> [Supplied data]
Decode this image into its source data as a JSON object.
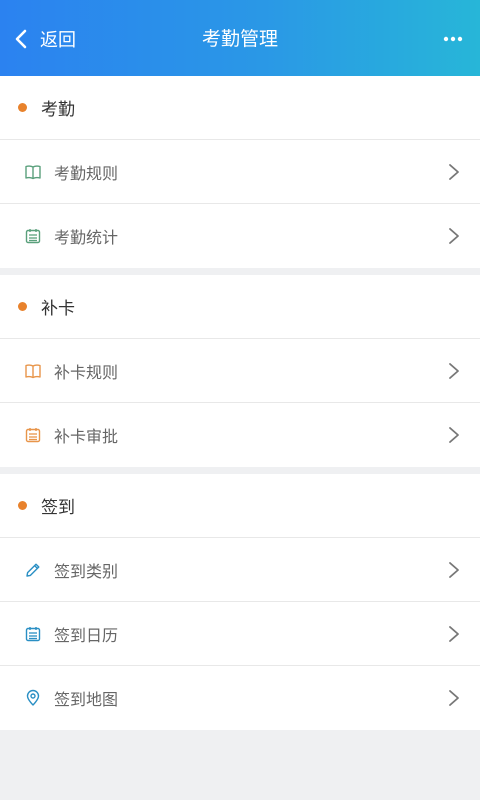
{
  "header": {
    "back_label": "返回",
    "title": "考勤管理"
  },
  "colors": {
    "header_start": "#2b82f0",
    "header_end": "#27b6d8",
    "bullet": "#e8822c",
    "icon_green": "#5aa07c",
    "icon_orange": "#e8954a",
    "icon_blue": "#2a8fc4"
  },
  "sections": [
    {
      "title": "考勤",
      "items": [
        {
          "label": "考勤规则",
          "icon": "book-icon"
        },
        {
          "label": "考勤统计",
          "icon": "calendar-icon"
        }
      ]
    },
    {
      "title": "补卡",
      "items": [
        {
          "label": "补卡规则",
          "icon": "book-icon"
        },
        {
          "label": "补卡审批",
          "icon": "calendar-icon"
        }
      ]
    },
    {
      "title": "签到",
      "items": [
        {
          "label": "签到类别",
          "icon": "pencil-icon"
        },
        {
          "label": "签到日历",
          "icon": "calendar-icon"
        },
        {
          "label": "签到地图",
          "icon": "location-pin-icon"
        }
      ]
    }
  ]
}
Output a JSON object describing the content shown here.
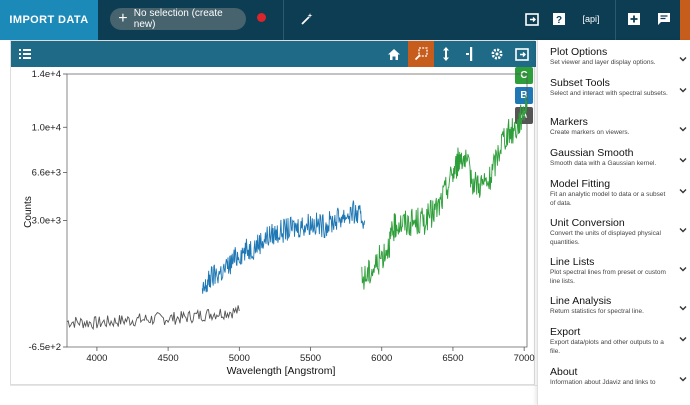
{
  "topbar": {
    "import_label": "IMPORT DATA",
    "selection_label": "No selection (create new)",
    "api_label": "[api]",
    "colors": {
      "bar": "#0c3d52",
      "import": "#1b8ab8",
      "record": "#d9262a"
    }
  },
  "viewer": {
    "toolbar_icons": [
      "layers-icon",
      "home-icon",
      "zoom-icon",
      "pan-vertical-icon",
      "pan-horizontal-icon",
      "settings-icon",
      "export-icon"
    ],
    "data_badges": [
      {
        "label": "C",
        "color": "#2e9e3a"
      },
      {
        "label": "B",
        "color": "#1f78b4"
      },
      {
        "label": "A",
        "color": "#555555"
      }
    ]
  },
  "chart_data": {
    "type": "line",
    "xlabel": "Wavelength [Angstrom]",
    "ylabel": "Counts",
    "xlim": [
      3790,
      7020
    ],
    "ylim": [
      -6500,
      14000
    ],
    "x_ticks": [
      "4000",
      "4500",
      "5000",
      "5500",
      "6000",
      "6500",
      "7000"
    ],
    "y_ticks": [
      "-6.5e+2",
      "3.0e+3",
      "6.6e+3",
      "1.0e+4",
      "1.4e+4"
    ],
    "series": [
      {
        "name": "A",
        "color": "#555555",
        "x": [
          3790,
          4000,
          4200,
          4400,
          4600,
          4800,
          5000
        ],
        "y": [
          -4600,
          -4700,
          -4500,
          -4400,
          -4300,
          -4000,
          -3800
        ]
      },
      {
        "name": "B",
        "color": "#1f78b4",
        "x": [
          4740,
          4800,
          4900,
          5000,
          5100,
          5200,
          5300,
          5400,
          5500,
          5600,
          5700,
          5800,
          5880
        ],
        "y": [
          -2500,
          -1300,
          -700,
          500,
          1000,
          1800,
          2200,
          2500,
          2800,
          2600,
          3200,
          3600,
          3000
        ]
      },
      {
        "name": "C",
        "color": "#2e9e3a",
        "x": [
          5860,
          5950,
          6050,
          6100,
          6200,
          6300,
          6400,
          6500,
          6560,
          6650,
          6750,
          6850,
          6950,
          7020
        ],
        "y": [
          -1500,
          -500,
          1200,
          2800,
          2800,
          3000,
          4000,
          6600,
          8000,
          5800,
          5700,
          9200,
          10000,
          12000
        ]
      }
    ]
  },
  "sidebar": {
    "plugins": [
      {
        "title": "Plot Options",
        "desc": "Set viewer and layer display options."
      },
      {
        "title": "Subset Tools",
        "desc": "Select and interact with spectral subsets."
      },
      {
        "title": "Markers",
        "desc": "Create markers on viewers."
      },
      {
        "title": "Gaussian Smooth",
        "desc": "Smooth data with a Gaussian kernel."
      },
      {
        "title": "Model Fitting",
        "desc": "Fit an analytic model to data or a subset of data."
      },
      {
        "title": "Unit Conversion",
        "desc": "Convert the units of displayed physical quantities."
      },
      {
        "title": "Line Lists",
        "desc": "Plot spectral lines from preset or custom line lists."
      },
      {
        "title": "Line Analysis",
        "desc": "Return statistics for spectral line."
      },
      {
        "title": "Export",
        "desc": "Export data/plots and other outputs to a file."
      },
      {
        "title": "About",
        "desc": "Information about Jdaviz and links to"
      }
    ]
  }
}
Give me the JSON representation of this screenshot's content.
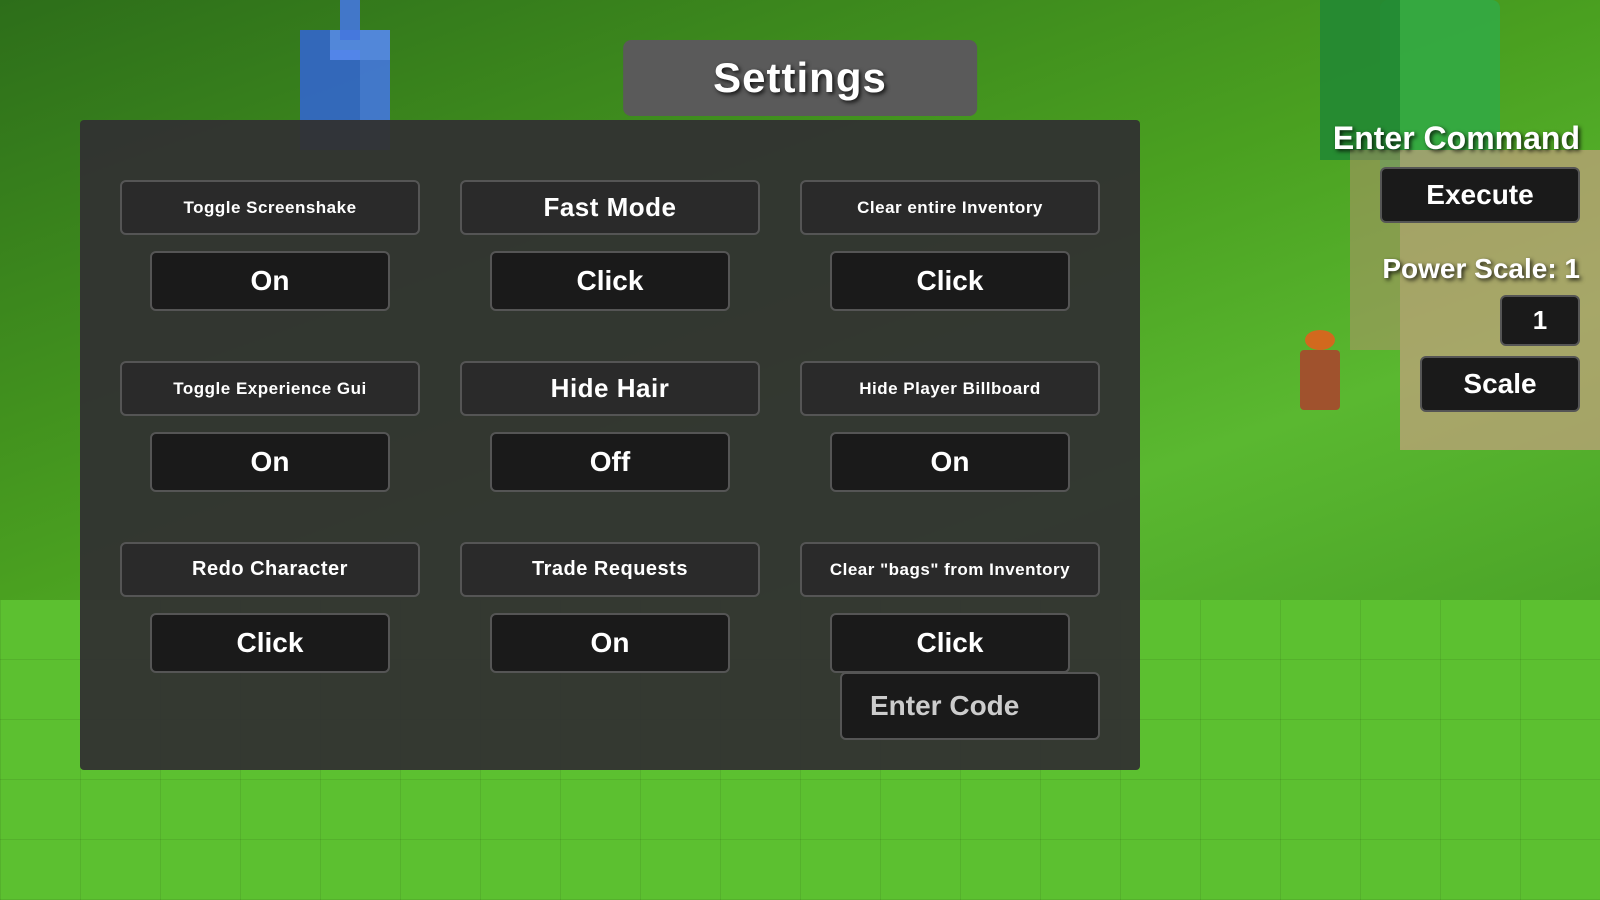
{
  "title": "Settings",
  "settings": {
    "row1": [
      {
        "label": "Toggle Screenshake",
        "value": "On",
        "label_size": "small",
        "id": "toggle-screenshake"
      },
      {
        "label": "Fast Mode",
        "value": "Click",
        "label_size": "large",
        "id": "fast-mode"
      },
      {
        "label": "Clear entire Inventory",
        "value": "Click",
        "label_size": "small",
        "id": "clear-inventory"
      }
    ],
    "row2": [
      {
        "label": "Toggle Experience Gui",
        "value": "On",
        "label_size": "small",
        "id": "toggle-experience-gui"
      },
      {
        "label": "Hide Hair",
        "value": "Off",
        "label_size": "large",
        "id": "hide-hair"
      },
      {
        "label": "Hide Player Billboard",
        "value": "On",
        "label_size": "small",
        "id": "hide-player-billboard"
      }
    ],
    "row3": [
      {
        "label": "Redo Character",
        "value": "Click",
        "label_size": "medium",
        "id": "redo-character"
      },
      {
        "label": "Trade Requests",
        "value": "On",
        "label_size": "medium",
        "id": "trade-requests"
      },
      {
        "label": "Clear \"bags\" from Inventory",
        "value": "Click",
        "label_size": "small",
        "id": "clear-bags-inventory"
      }
    ]
  },
  "enter_code_placeholder": "Enter Code",
  "right_panel": {
    "enter_command_label": "Enter Command",
    "execute_label": "Execute",
    "power_scale_label": "Power Scale: 1",
    "scale_value": "1",
    "scale_button": "Scale"
  }
}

> [Stated task]
Print each entry shown above with exact wording and no pictures.

> [The output]
Decode this image into its source data as a JSON object.
{
  "header": {
    "back_label": "返回",
    "title": "考勤管理"
  },
  "colors": {
    "header_start": "#2b82f0",
    "header_end": "#27b6d8",
    "bullet": "#e8822c",
    "icon_green": "#5aa07c",
    "icon_orange": "#e8954a",
    "icon_blue": "#2a8fc4"
  },
  "sections": [
    {
      "title": "考勤",
      "items": [
        {
          "label": "考勤规则",
          "icon": "book-icon"
        },
        {
          "label": "考勤统计",
          "icon": "calendar-icon"
        }
      ]
    },
    {
      "title": "补卡",
      "items": [
        {
          "label": "补卡规则",
          "icon": "book-icon"
        },
        {
          "label": "补卡审批",
          "icon": "calendar-icon"
        }
      ]
    },
    {
      "title": "签到",
      "items": [
        {
          "label": "签到类别",
          "icon": "pencil-icon"
        },
        {
          "label": "签到日历",
          "icon": "calendar-icon"
        },
        {
          "label": "签到地图",
          "icon": "location-pin-icon"
        }
      ]
    }
  ]
}
Output a JSON object describing the content shown here.
{
  "topbar": {
    "import_label": "IMPORT DATA",
    "selection_label": "No selection (create new)",
    "api_label": "[api]",
    "colors": {
      "bar": "#0c3d52",
      "import": "#1b8ab8",
      "record": "#d9262a"
    }
  },
  "viewer": {
    "toolbar_icons": [
      "layers-icon",
      "home-icon",
      "zoom-icon",
      "pan-vertical-icon",
      "pan-horizontal-icon",
      "settings-icon",
      "export-icon"
    ],
    "data_badges": [
      {
        "label": "C",
        "color": "#2e9e3a"
      },
      {
        "label": "B",
        "color": "#1f78b4"
      },
      {
        "label": "A",
        "color": "#555555"
      }
    ]
  },
  "chart_data": {
    "type": "line",
    "xlabel": "Wavelength [Angstrom]",
    "ylabel": "Counts",
    "xlim": [
      3790,
      7020
    ],
    "ylim": [
      -6500,
      14000
    ],
    "x_ticks": [
      "4000",
      "4500",
      "5000",
      "5500",
      "6000",
      "6500",
      "7000"
    ],
    "y_ticks": [
      "-6.5e+2",
      "3.0e+3",
      "6.6e+3",
      "1.0e+4",
      "1.4e+4"
    ],
    "series": [
      {
        "name": "A",
        "color": "#555555",
        "x": [
          3790,
          4000,
          4200,
          4400,
          4600,
          4800,
          5000
        ],
        "y": [
          -4600,
          -4700,
          -4500,
          -4400,
          -4300,
          -4000,
          -3800
        ]
      },
      {
        "name": "B",
        "color": "#1f78b4",
        "x": [
          4740,
          4800,
          4900,
          5000,
          5100,
          5200,
          5300,
          5400,
          5500,
          5600,
          5700,
          5800,
          5880
        ],
        "y": [
          -2500,
          -1300,
          -700,
          500,
          1000,
          1800,
          2200,
          2500,
          2800,
          2600,
          3200,
          3600,
          3000
        ]
      },
      {
        "name": "C",
        "color": "#2e9e3a",
        "x": [
          5860,
          5950,
          6050,
          6100,
          6200,
          6300,
          6400,
          6500,
          6560,
          6650,
          6750,
          6850,
          6950,
          7020
        ],
        "y": [
          -1500,
          -500,
          1200,
          2800,
          2800,
          3000,
          4000,
          6600,
          8000,
          5800,
          5700,
          9200,
          10000,
          12000
        ]
      }
    ]
  },
  "sidebar": {
    "plugins": [
      {
        "title": "Plot Options",
        "desc": "Set viewer and layer display options."
      },
      {
        "title": "Subset Tools",
        "desc": "Select and interact with spectral subsets."
      },
      {
        "title": "Markers",
        "desc": "Create markers on viewers."
      },
      {
        "title": "Gaussian Smooth",
        "desc": "Smooth data with a Gaussian kernel."
      },
      {
        "title": "Model Fitting",
        "desc": "Fit an analytic model to data or a subset of data."
      },
      {
        "title": "Unit Conversion",
        "desc": "Convert the units of displayed physical quantities."
      },
      {
        "title": "Line Lists",
        "desc": "Plot spectral lines from preset or custom line lists."
      },
      {
        "title": "Line Analysis",
        "desc": "Return statistics for spectral line."
      },
      {
        "title": "Export",
        "desc": "Export data/plots and other outputs to a file."
      },
      {
        "title": "About",
        "desc": "Information about Jdaviz and links to"
      }
    ]
  }
}
Give me the JSON representation of this screenshot's content.
{
  "title": "Settings",
  "settings": {
    "row1": [
      {
        "label": "Toggle Screenshake",
        "value": "On",
        "label_size": "small",
        "id": "toggle-screenshake"
      },
      {
        "label": "Fast Mode",
        "value": "Click",
        "label_size": "large",
        "id": "fast-mode"
      },
      {
        "label": "Clear entire Inventory",
        "value": "Click",
        "label_size": "small",
        "id": "clear-inventory"
      }
    ],
    "row2": [
      {
        "label": "Toggle Experience Gui",
        "value": "On",
        "label_size": "small",
        "id": "toggle-experience-gui"
      },
      {
        "label": "Hide Hair",
        "value": "Off",
        "label_size": "large",
        "id": "hide-hair"
      },
      {
        "label": "Hide Player Billboard",
        "value": "On",
        "label_size": "small",
        "id": "hide-player-billboard"
      }
    ],
    "row3": [
      {
        "label": "Redo Character",
        "value": "Click",
        "label_size": "medium",
        "id": "redo-character"
      },
      {
        "label": "Trade Requests",
        "value": "On",
        "label_size": "medium",
        "id": "trade-requests"
      },
      {
        "label": "Clear \"bags\" from Inventory",
        "value": "Click",
        "label_size": "small",
        "id": "clear-bags-inventory"
      }
    ]
  },
  "enter_code_placeholder": "Enter Code",
  "right_panel": {
    "enter_command_label": "Enter Command",
    "execute_label": "Execute",
    "power_scale_label": "Power Scale: 1",
    "scale_value": "1",
    "scale_button": "Scale"
  }
}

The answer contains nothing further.